### Dataset entries
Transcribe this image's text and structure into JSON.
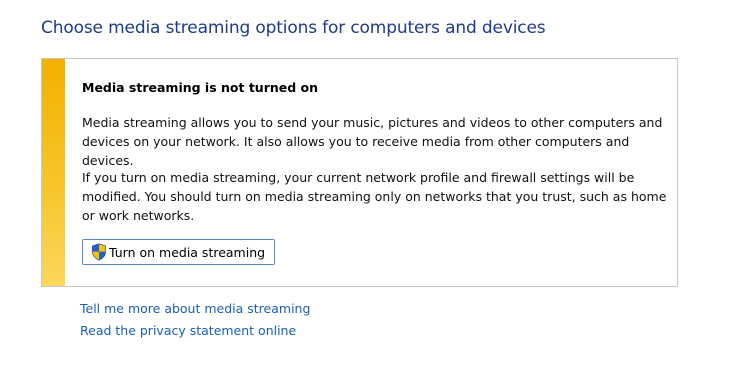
{
  "title": "Choose media streaming options for computers and devices",
  "notice": {
    "heading": "Media streaming is not turned on",
    "paragraph1": "Media streaming allows you to send your music, pictures and videos to other computers and devices on your network.  It also allows you to receive media from other computers and devices.",
    "paragraph2": "If you turn on media streaming, your current network profile and firewall settings will be modified. You should turn on media streaming only on networks that you trust, such as home or work networks.",
    "button_label": "Turn on media streaming",
    "button_icon": "uac-shield-icon",
    "stripe_color": "#f2b100"
  },
  "links": {
    "learn_more": "Tell me more about media streaming",
    "privacy": "Read the privacy statement online"
  },
  "colors": {
    "title": "#1e3a8a",
    "link": "#1a5fb4",
    "button_border": "#5b86c6"
  }
}
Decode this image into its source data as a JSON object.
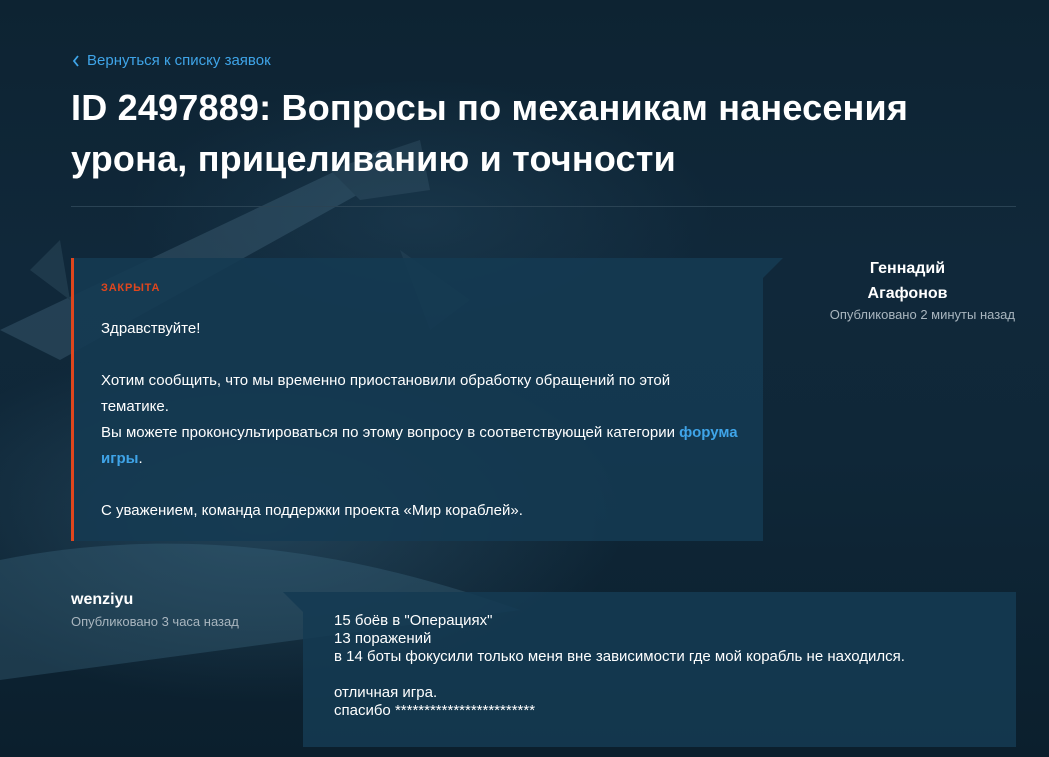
{
  "back_link": {
    "label": "Вернуться к списку заявок"
  },
  "title": "ID 2497889: Вопросы по механикам нанесения урона, прицеливанию и точности",
  "reply": {
    "status": "ЗАКРЫТА",
    "author_first": "Геннадий",
    "author_last": "Агафонов",
    "published": "Опубликовано 2 минуты назад",
    "greeting": "Здравствуйте!",
    "para1": "Хотим сообщить, что мы временно приостановили обработку обращений по этой тематике.",
    "para2_start": "Вы можете проконсультироваться по этому вопросу в соответствующей категории ",
    "forum_link": "форума игры",
    "para2_end": ".",
    "signature": "С уважением, команда поддержки проекта «Мир кораблей»."
  },
  "user_message": {
    "author": "wenziyu",
    "published": "Опубликовано 3 часа назад",
    "line1": "15 боёв в \"Операциях\"",
    "line2": "13 поражений",
    "line3": "в 14 боты фокусили только меня вне зависимости где мой корабль не находился.",
    "line4": "отличная игра.",
    "line5": "спасибо ************************"
  },
  "colors": {
    "accent_link": "#3fa4e8",
    "status_closed": "#e0461d",
    "card_bg": "#143a52",
    "page_bg": "#0f2738"
  }
}
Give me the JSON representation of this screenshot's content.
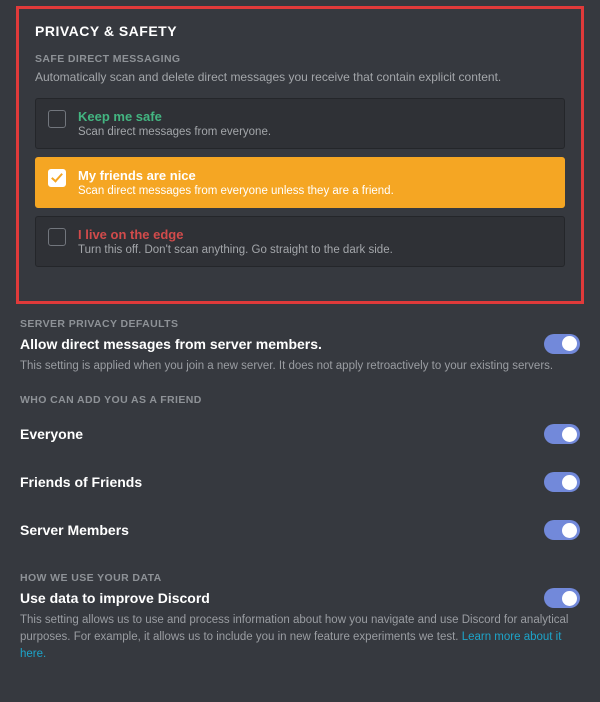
{
  "title": "PRIVACY & SAFETY",
  "safeDM": {
    "heading": "SAFE DIRECT MESSAGING",
    "desc": "Automatically scan and delete direct messages you receive that contain explicit content.",
    "options": [
      {
        "title": "Keep me safe",
        "sub": "Scan direct messages from everyone."
      },
      {
        "title": "My friends are nice",
        "sub": "Scan direct messages from everyone unless they are a friend."
      },
      {
        "title": "I live on the edge",
        "sub": "Turn this off. Don't scan anything. Go straight to the dark side."
      }
    ]
  },
  "serverPrivacy": {
    "heading": "SERVER PRIVACY DEFAULTS",
    "toggleLabel": "Allow direct messages from server members.",
    "note": "This setting is applied when you join a new server. It does not apply retroactively to your existing servers."
  },
  "friendAdd": {
    "heading": "WHO CAN ADD YOU AS A FRIEND",
    "rows": [
      "Everyone",
      "Friends of Friends",
      "Server Members"
    ]
  },
  "dataUse": {
    "heading": "HOW WE USE YOUR DATA",
    "toggleLabel": "Use data to improve Discord",
    "note": "This setting allows us to use and process information about how you navigate and use Discord for analytical purposes. For example, it allows us to include you in new feature experiments we test. ",
    "link": "Learn more about it here."
  }
}
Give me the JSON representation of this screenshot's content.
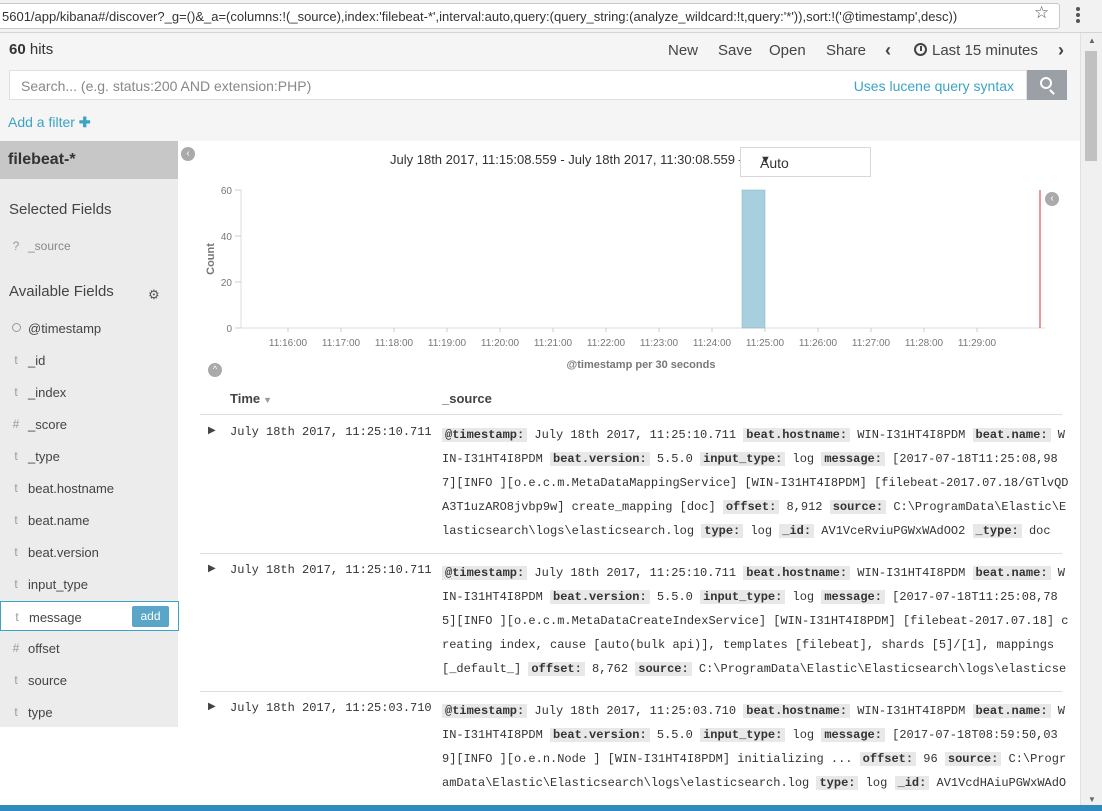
{
  "browser": {
    "url": "5601/app/kibana#/discover?_g=()&_a=(columns:!(_source),index:'filebeat-*',interval:auto,query:(query_string:(analyze_wildcard:!t,query:'*')),sort:!('@timestamp',desc))"
  },
  "topnav": {
    "hits_count": "60",
    "hits_label": "hits",
    "new": "New",
    "save": "Save",
    "open": "Open",
    "share": "Share",
    "time": "Last 15 minutes"
  },
  "search": {
    "placeholder": "Search... (e.g. status:200 AND extension:PHP)",
    "syntax_link": "Uses lucene query syntax"
  },
  "filter": {
    "add_label": "Add a filter"
  },
  "sidebar": {
    "index_pattern": "filebeat-*",
    "selected_header": "Selected Fields",
    "selected": [
      {
        "type": "?",
        "name": "_source"
      }
    ],
    "available_header": "Available Fields",
    "available": [
      {
        "type": "clock",
        "name": "@timestamp"
      },
      {
        "type": "t",
        "name": "_id"
      },
      {
        "type": "t",
        "name": "_index"
      },
      {
        "type": "#",
        "name": "_score"
      },
      {
        "type": "t",
        "name": "_type"
      },
      {
        "type": "t",
        "name": "beat.hostname"
      },
      {
        "type": "t",
        "name": "beat.name"
      },
      {
        "type": "t",
        "name": "beat.version"
      },
      {
        "type": "t",
        "name": "input_type"
      },
      {
        "type": "t",
        "name": "message"
      },
      {
        "type": "#",
        "name": "offset"
      },
      {
        "type": "t",
        "name": "source"
      },
      {
        "type": "t",
        "name": "type"
      }
    ],
    "add_button": "add"
  },
  "histogram": {
    "range_text": "July 18th 2017, 11:15:08.559 - July 18th 2017, 11:30:08.559 —",
    "interval": "Auto"
  },
  "chart_data": {
    "type": "bar",
    "ylabel": "Count",
    "xlabel": "@timestamp per 30 seconds",
    "ylim": [
      0,
      60
    ],
    "yticks": [
      "0",
      "20",
      "40",
      "60"
    ],
    "xticks": [
      "11:16:00",
      "11:17:00",
      "11:18:00",
      "11:19:00",
      "11:20:00",
      "11:21:00",
      "11:22:00",
      "11:23:00",
      "11:24:00",
      "11:25:00",
      "11:26:00",
      "11:27:00",
      "11:28:00",
      "11:29:00"
    ],
    "bars": [
      {
        "x": "11:25:00",
        "value": 60
      }
    ],
    "bar_color": "#a8cfdd",
    "now_marker_color": "#e57373"
  },
  "table": {
    "col_time": "Time",
    "col_source": "_source",
    "rows": [
      {
        "time": "July 18th 2017, 11:25:10.711",
        "lines": [
          [
            [
              "k",
              "@timestamp:"
            ],
            [
              "v",
              " July 18th 2017, 11:25:10.711 "
            ],
            [
              "k",
              "beat.hostname:"
            ],
            [
              "v",
              " WIN-I31HT4I8PDM "
            ],
            [
              "k",
              "beat.name:"
            ],
            [
              "v",
              " W"
            ]
          ],
          [
            [
              "v",
              "IN-I31HT4I8PDM "
            ],
            [
              "k",
              "beat.version:"
            ],
            [
              "v",
              " 5.5.0 "
            ],
            [
              "k",
              "input_type:"
            ],
            [
              "v",
              " log "
            ],
            [
              "k",
              "message:"
            ],
            [
              "v",
              " [2017-07-18T11:25:08,98"
            ]
          ],
          [
            [
              "v",
              "7][INFO ][o.e.c.m.MetaDataMappingService] [WIN-I31HT4I8PDM] [filebeat-2017.07.18/GTlvQD"
            ]
          ],
          [
            [
              "v",
              "A3T1uzARO8jvbp9w] create_mapping [doc] "
            ],
            [
              "k",
              "offset:"
            ],
            [
              "v",
              " 8,912 "
            ],
            [
              "k",
              "source:"
            ],
            [
              "v",
              " C:\\ProgramData\\Elastic\\E"
            ]
          ],
          [
            [
              "v",
              "lasticsearch\\logs\\elasticsearch.log "
            ],
            [
              "k",
              "type:"
            ],
            [
              "v",
              " log "
            ],
            [
              "k",
              "_id:"
            ],
            [
              "v",
              " AV1VceRviuPGWxWAdOO2 "
            ],
            [
              "k",
              "_type:"
            ],
            [
              "v",
              " doc"
            ]
          ]
        ]
      },
      {
        "time": "July 18th 2017, 11:25:10.711",
        "lines": [
          [
            [
              "k",
              "@timestamp:"
            ],
            [
              "v",
              " July 18th 2017, 11:25:10.711 "
            ],
            [
              "k",
              "beat.hostname:"
            ],
            [
              "v",
              " WIN-I31HT4I8PDM "
            ],
            [
              "k",
              "beat.name:"
            ],
            [
              "v",
              " W"
            ]
          ],
          [
            [
              "v",
              "IN-I31HT4I8PDM "
            ],
            [
              "k",
              "beat.version:"
            ],
            [
              "v",
              " 5.5.0 "
            ],
            [
              "k",
              "input_type:"
            ],
            [
              "v",
              " log "
            ],
            [
              "k",
              "message:"
            ],
            [
              "v",
              " [2017-07-18T11:25:08,78"
            ]
          ],
          [
            [
              "v",
              "5][INFO ][o.e.c.m.MetaDataCreateIndexService] [WIN-I31HT4I8PDM] [filebeat-2017.07.18] c"
            ]
          ],
          [
            [
              "v",
              "reating index, cause [auto(bulk api)], templates [filebeat], shards [5]/[1], mappings"
            ]
          ],
          [
            [
              "v",
              "[_default_] "
            ],
            [
              "k",
              "offset:"
            ],
            [
              "v",
              " 8,762 "
            ],
            [
              "k",
              "source:"
            ],
            [
              "v",
              " C:\\ProgramData\\Elastic\\Elasticsearch\\logs\\elasticse"
            ]
          ]
        ]
      },
      {
        "time": "July 18th 2017, 11:25:03.710",
        "lines": [
          [
            [
              "k",
              "@timestamp:"
            ],
            [
              "v",
              " July 18th 2017, 11:25:03.710 "
            ],
            [
              "k",
              "beat.hostname:"
            ],
            [
              "v",
              " WIN-I31HT4I8PDM "
            ],
            [
              "k",
              "beat.name:"
            ],
            [
              "v",
              " W"
            ]
          ],
          [
            [
              "v",
              "IN-I31HT4I8PDM "
            ],
            [
              "k",
              "beat.version:"
            ],
            [
              "v",
              " 5.5.0 "
            ],
            [
              "k",
              "input_type:"
            ],
            [
              "v",
              " log "
            ],
            [
              "k",
              "message:"
            ],
            [
              "v",
              " [2017-07-18T08:59:50,03"
            ]
          ],
          [
            [
              "v",
              "9][INFO ][o.e.n.Node ] [WIN-I31HT4I8PDM] initializing ... "
            ],
            [
              "k",
              "offset:"
            ],
            [
              "v",
              " 96 "
            ],
            [
              "k",
              "source:"
            ],
            [
              "v",
              " C:\\Progr"
            ]
          ],
          [
            [
              "v",
              "amData\\Elastic\\Elasticsearch\\logs\\elasticsearch.log "
            ],
            [
              "k",
              "type:"
            ],
            [
              "v",
              " log "
            ],
            [
              "k",
              "_id:"
            ],
            [
              "v",
              " AV1VcdHAiuPGWxWAdO"
            ]
          ]
        ]
      }
    ]
  }
}
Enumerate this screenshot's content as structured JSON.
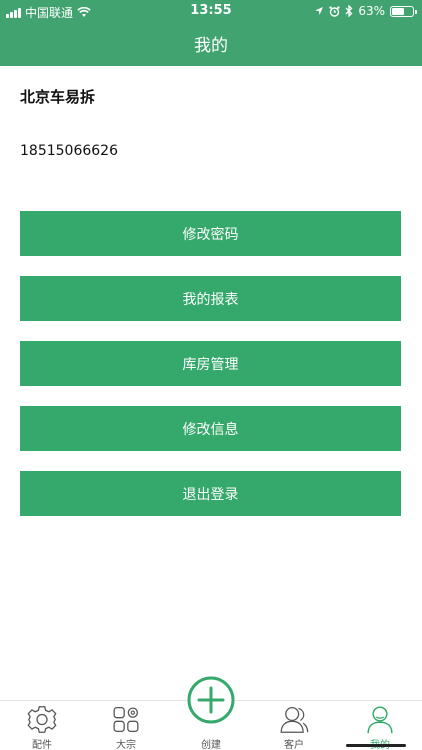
{
  "status_bar": {
    "carrier": "中国联通",
    "time": "13:55",
    "battery_percent": "63%",
    "battery_level": 0.63
  },
  "nav": {
    "title": "我的"
  },
  "profile": {
    "name": "北京车易拆",
    "phone": "18515066626"
  },
  "menu": [
    {
      "label": "修改密码"
    },
    {
      "label": "我的报表"
    },
    {
      "label": "库房管理"
    },
    {
      "label": "修改信息"
    },
    {
      "label": "退出登录"
    }
  ],
  "tabs": [
    {
      "label": "配件",
      "icon": "gear-icon"
    },
    {
      "label": "大宗",
      "icon": "grid-icon"
    },
    {
      "label": "创建",
      "icon": "plus-circle-icon"
    },
    {
      "label": "客户",
      "icon": "customers-icon"
    },
    {
      "label": "我的",
      "icon": "user-icon",
      "active": true
    }
  ],
  "colors": {
    "header": "#41a470",
    "button": "#35a96b",
    "active_tab": "#35a96b"
  }
}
######
__Problem requirements__
Find each line holding the string "Discord" and copy it out.

__Answer below__
    "toggleLabel": "Use data to improve Discord",
    "note": "This setting allows us to use and process information about how you navigate and use Discord for analytical purposes. For example, it allows us to include you in new feature experiments we test. ",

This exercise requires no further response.